§ TO DO:
1) In the CIFAR10 notebook excerpt, which function call loads the training and test data?
2) According to the CIFAR10 notebook excerpt, why is it now time to "go to the action"? Answer in one to three sentences.
3) Carry on the CIFAR10 notebook excerpt from its final line.

§ TEXT SHOWN:
- - - - -
Since we now know tha dataset classes, we should **go to the action!**

1. Load CIFAR10


In [None]:
#@title **Coding:** loading the CIFAR10 dataset.

(x_train, y_train), (x_test, y_test) = tf.keras.datasets.cifar10.load_data()
y_train = y_train.reshape(y_train.shape[0])
y_test = y_test.reshape(y_test.shape[0])

print("CIFAR 10")
print(x_train.shape, y_train.shape, x_test.shape, y_test.shape)

In [None]:
#@title **Coding:** time to plot our classes
class_names = ['airplane','automobile', 'bird', 'cat', 'deer', 'dog', 'frog', 'horse', 'ship', 'truck']
plt.figure(figsize=(7,7))
for i in range(25):
    plt.subplot(5,5,i+1)
    plt.xticks([])
    plt.yticks([])
    plt.grid(False)
- - - - -
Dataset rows

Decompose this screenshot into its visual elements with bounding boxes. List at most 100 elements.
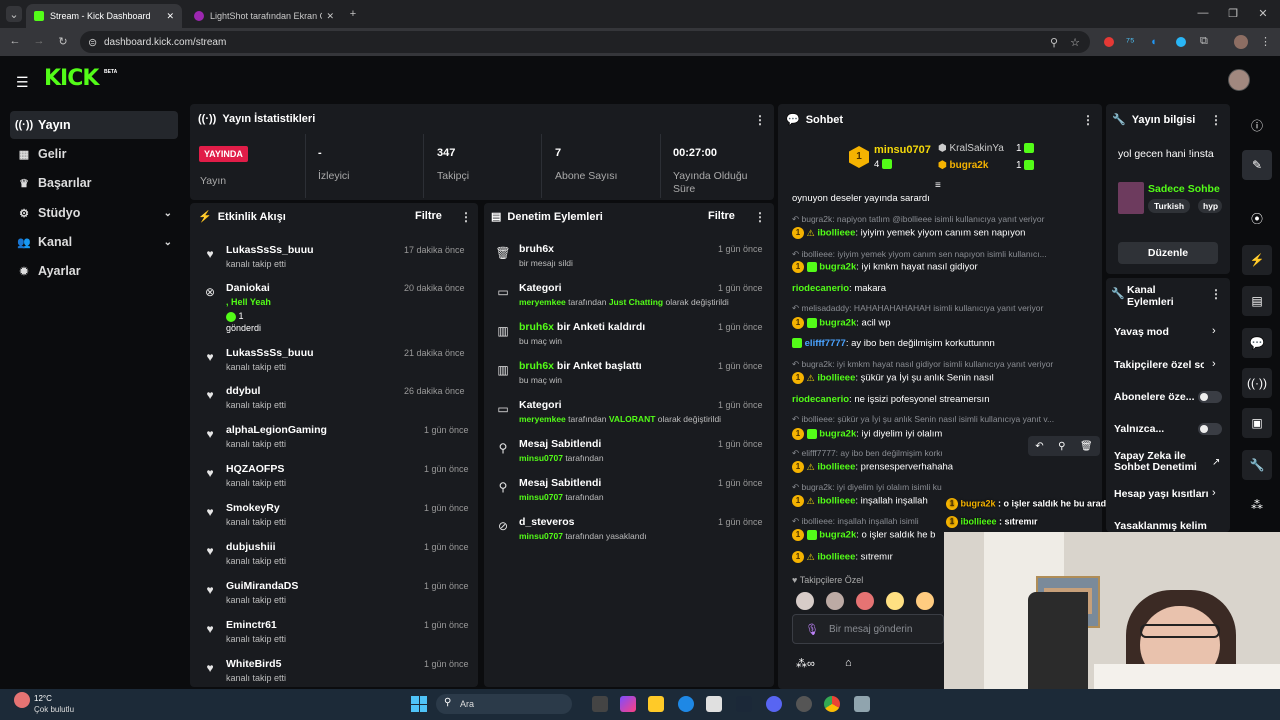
chat-username[interactable]: ibollieee — [817, 552, 855, 563]
profile-avatar[interactable] — [1234, 35, 1248, 49]
edge-icon[interactable] — [678, 696, 694, 712]
mod-user[interactable]: minsu0707 — [519, 492, 563, 502]
steam-icon[interactable] — [736, 696, 752, 712]
emote-icon[interactable] — [796, 592, 814, 610]
sidebar-item-studyo[interactable]: ⚙ Stüdyo ⌄ — [10, 199, 178, 227]
mod-user[interactable]: meryemkee — [519, 297, 566, 307]
sidebar-item-gelir[interactable]: ▦ Gelir — [10, 140, 178, 168]
store-icon[interactable]: ⌂ — [845, 657, 852, 669]
bolt-icon[interactable]: ⚡ — [1242, 245, 1272, 275]
apps-icon[interactable]: ⁂ — [1242, 490, 1272, 520]
reply-icon[interactable]: ↶ — [1035, 441, 1043, 452]
mod-category[interactable]: Just Chatting — [609, 297, 663, 307]
sidebar-item-ayarlar[interactable]: ✹ Ayarlar — [10, 257, 178, 285]
ai-moderation-button[interactable]: Yapay Zeka ile Sohbet Denetimi — [1114, 451, 1204, 473]
url-field[interactable]: ⊜ dashboard.kick.com/stream ⚲ ☆ — [80, 31, 1090, 53]
bookmark-star-icon[interactable]: ☆ — [1070, 36, 1080, 49]
forward-icon[interactable]: → — [32, 35, 46, 47]
extension-icon[interactable]: ◖ — [1150, 36, 1157, 48]
mod-user[interactable]: meryemkee — [519, 414, 566, 424]
emote-icon[interactable] — [916, 592, 934, 610]
pinned-toggle-icon[interactable]: ≡ — [935, 180, 941, 191]
chrome-icon[interactable] — [824, 696, 840, 712]
puzzle-icon[interactable]: ⧉ — [1200, 35, 1208, 48]
site-info-icon[interactable]: ⊜ — [88, 36, 97, 49]
mod-user[interactable]: minsu0707 — [519, 453, 563, 463]
menu-dots-icon[interactable]: ⋮ — [460, 210, 472, 224]
activity-username[interactable]: Eminctr61 — [226, 619, 277, 631]
sidebar-item-yayin[interactable]: ((·)) Yayın — [10, 111, 178, 139]
trash-icon[interactable]: 🗑 — [1080, 441, 1093, 452]
chat-username[interactable]: riodecanerio — [792, 283, 849, 294]
chat-username[interactable]: bugra2k — [819, 262, 856, 273]
slow-mode-button[interactable]: Yavaş mod — [1114, 326, 1169, 338]
weather-icon[interactable] — [14, 692, 30, 708]
activity-username[interactable]: alphaLegionGaming — [226, 424, 327, 436]
mod-user[interactable]: bruh6x — [519, 321, 554, 333]
menu-dots-icon[interactable]: ⋮ — [1210, 287, 1222, 301]
chat-settings-icon[interactable]: ⁂∞ — [796, 657, 815, 670]
windows-start-icon[interactable] — [411, 696, 427, 712]
activity-username[interactable]: LukasSsSs_buuu — [226, 244, 314, 256]
sidebar-item-basarilar[interactable]: ♛ Başarılar — [10, 169, 178, 197]
hamburger-menu-icon[interactable]: ☰ — [16, 74, 30, 91]
filter-button[interactable]: Filtre — [415, 210, 442, 222]
top-gifter-2[interactable]: ⬢ KralSakinYa — [938, 143, 1004, 154]
chat-username[interactable]: bugra2k — [819, 429, 856, 440]
subscribers-only-toggle[interactable] — [1198, 391, 1222, 403]
close-icon[interactable]: ✕ — [166, 11, 174, 22]
copilot-icon[interactable] — [620, 696, 636, 712]
mod-category[interactable]: VALORANT — [609, 414, 656, 424]
camera-icon[interactable]: ⦿ — [1242, 203, 1272, 233]
emote-icon[interactable] — [826, 592, 844, 610]
extension-icon[interactable]: ⁷⁵ — [1126, 36, 1135, 48]
new-tab-icon[interactable]: + — [346, 7, 360, 21]
task-view-icon[interactable] — [592, 696, 608, 712]
chat-username[interactable]: ibollieee — [817, 373, 855, 384]
chat-username[interactable]: ibollieee — [817, 228, 855, 239]
file-explorer-icon[interactable] — [648, 696, 664, 712]
extension-icon[interactable] — [1176, 37, 1186, 47]
activity-username[interactable]: WhiteBird5 — [226, 658, 281, 670]
account-age-button[interactable]: Hesap yaşı kısıtları — [1114, 488, 1209, 500]
pin-icon[interactable]: ⚲ — [1058, 441, 1065, 452]
zoom-icon[interactable]: ⚲ — [1050, 36, 1058, 49]
chat-username[interactable]: bugra2k — [819, 530, 856, 541]
back-icon[interactable]: ← — [8, 35, 22, 47]
menu-dots-icon[interactable]: ⋮ — [1210, 113, 1222, 127]
category-name[interactable]: Sadece Sohbe — [1148, 183, 1222, 195]
chat-bubble-icon[interactable]: 💬 — [1242, 328, 1272, 358]
chat-username[interactable]: riodecanerio — [792, 394, 849, 405]
activity-username[interactable]: LukasSsSs_buuu — [226, 347, 314, 359]
tab-lightshot[interactable]: LightShot tarafından Ekran Gör ✕ — [186, 4, 342, 28]
menu-dots-icon[interactable]: ⋮ — [754, 210, 766, 224]
broadcast-icon[interactable]: ((·)) — [1242, 368, 1272, 398]
minimize-icon[interactable]: — — [1196, 7, 1210, 19]
kick-logo[interactable]: KICK — [44, 66, 99, 91]
tab-kick-dashboard[interactable]: Stream - Kick Dashboard ✕ — [26, 4, 182, 28]
pencil-icon[interactable]: ✎ — [1242, 150, 1272, 180]
activity-username[interactable]: Daniokai — [226, 282, 270, 294]
settings-icon[interactable] — [854, 696, 870, 712]
chat-username[interactable]: ibollieee — [817, 462, 855, 473]
taskbar-search[interactable]: ⚲ Ara — [436, 694, 572, 714]
tag-chip[interactable]: hyp — [1198, 199, 1222, 213]
info-icon[interactable]: ⓘ — [1242, 110, 1272, 140]
followers-only-chat-button[interactable]: Takipçilere özel so — [1114, 359, 1204, 371]
filter-button[interactable]: Filtre — [708, 210, 735, 222]
activity-username[interactable]: HQZAOFPS — [226, 463, 284, 475]
sidebar-item-kanal[interactable]: 👥 Kanal ⌄ — [10, 228, 178, 256]
tag-chip[interactable]: Turkish — [1148, 199, 1191, 213]
edit-button[interactable]: Düzenle — [1118, 242, 1218, 264]
user-avatar[interactable] — [1228, 69, 1250, 91]
activity-username[interactable]: GuiMirandaDS — [226, 580, 298, 592]
chat-username[interactable]: bugra2k — [819, 318, 856, 329]
top-gifter-name[interactable]: minsu0707 — [874, 144, 931, 156]
banned-words-button[interactable]: Yasaklanmış kelim — [1114, 520, 1207, 532]
activity-username[interactable]: ddybul — [226, 385, 260, 397]
activity-username[interactable]: dubjushiii — [226, 541, 276, 553]
chat-username[interactable]: elifff7777 — [805, 338, 846, 349]
tab-search-icon[interactable]: ⌄ — [6, 6, 22, 22]
tools-icon[interactable]: ▣ — [1242, 408, 1272, 438]
wrench-icon[interactable]: 🔧 — [1242, 450, 1272, 480]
- - - - -
§ PER-TASK ANSWERS:
1) tf.keras.datasets.cifar10.load_data()

2) The dataset classes are already known, so the text moves on to the hands-on part, starting with loading CIFAR10.

3)
    plt.imshow(x_train[i], cmap=plt.cm.binary)
    plt.xlabel(class_names[y_train[i]])

In [None]:
#@title **Coding** now we have to organize the data.

# Reshape the tensors
x_train = x_train.reshape([-1, 32, 32, 3])
x_test = x_test.reshape([-1, 32, 32, 3])

# A must: having the matrixes on float
x_train = x_train.astype('float32')
x_test = x_test.astype('float32')

# Use one hot encodding vectors for targets
y_test = tf.keras.utils.to_categorical(y_test)
y_train = tf.keras.utils.to_categorical(y_train)

# Normalizing the data
x_train /= 255
x_test /= 255
print('x_train shape:', x_train.shape)
print('Number of images in x_train', x_train.shape[0], "y_train:", y_train.shape)
print('Number of images in x_test', x_test.shape[0], "y_test: ", y_test.shape)

#**CHALLENGE**

- Define a DNN architecture for CIFAR-10
- Use almost three layers
- Evaluate the performance of the approach


In [None]:
#@title **Student solution** Build a DNN and summarize the architecture

"""
Put your code here
"""

In [None]:
#@title **Student solution** Compile and test the model

"""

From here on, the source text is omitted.